▶ INPUT FOR THIS TASK
** Start **

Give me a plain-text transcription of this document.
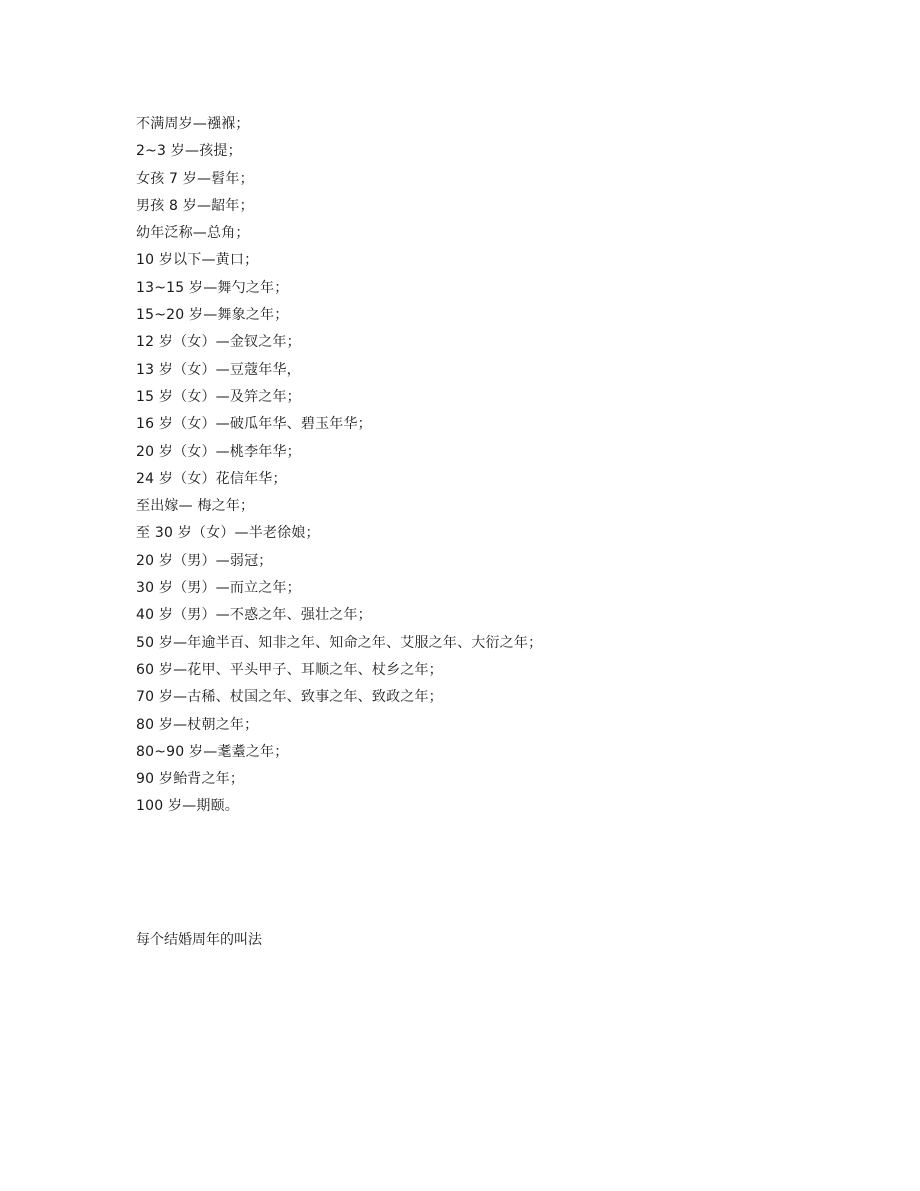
不满周岁—襁褓；
2~3 岁—孩提；
女孩 7 岁—髫年；
男孩 8 岁—龆年；
幼年泛称—总角；
10 岁以下—黄口；
13~15 岁—舞勺之年；
15~20 岁—舞象之年；
12 岁（女）—金钗之年；
13 岁（女）—豆蔻年华，
15 岁（女）—及笄之年；
16 岁（女）—破瓜年华、碧玉年华；
20 岁（女）—桃李年华；
24 岁（女）花信年华；
至出嫁— 梅之年；
至 30 岁（女）—半老徐娘；
20 岁（男）—弱冠；
30 岁（男）—而立之年；
40 岁（男）—不惑之年、强壮之年；
50 岁—年逾半百、知非之年、知命之年、艾服之年、大衍之年；
60 岁—花甲、平头甲子、耳顺之年、杖乡之年；
70 岁—古稀、杖国之年、致事之年、致政之年；
80 岁—杖朝之年；
80~90 岁—耄耋之年；
90 岁鲐背之年；
100 岁—期颐。
每个结婚周年的叫法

** End **

▶ EXERCISE
Every record must be copied exactly, with the pictures left out.

▶ EXPECTED OUTPUT
Give me a plain-text transcription of this document.
不满周岁—襁褓；
2~3 岁—孩提；
女孩 7 岁—髫年；
男孩 8 岁—龆年；
幼年泛称—总角；
10 岁以下—黄口；
13~15 岁—舞勺之年；
15~20 岁—舞象之年；
12 岁（女）—金钗之年；
13 岁（女）—豆蔻年华，
15 岁（女）—及笄之年；
16 岁（女）—破瓜年华、碧玉年华；
20 岁（女）—桃李年华；
24 岁（女）花信年华；
至出嫁— 梅之年；
至 30 岁（女）—半老徐娘；
20 岁（男）—弱冠；
30 岁（男）—而立之年；
40 岁（男）—不惑之年、强壮之年；
50 岁—年逾半百、知非之年、知命之年、艾服之年、大衍之年；
60 岁—花甲、平头甲子、耳顺之年、杖乡之年；
70 岁—古稀、杖国之年、致事之年、致政之年；
80 岁—杖朝之年；
80~90 岁—耄耋之年；
90 岁鲐背之年；
100 岁—期颐。
每个结婚周年的叫法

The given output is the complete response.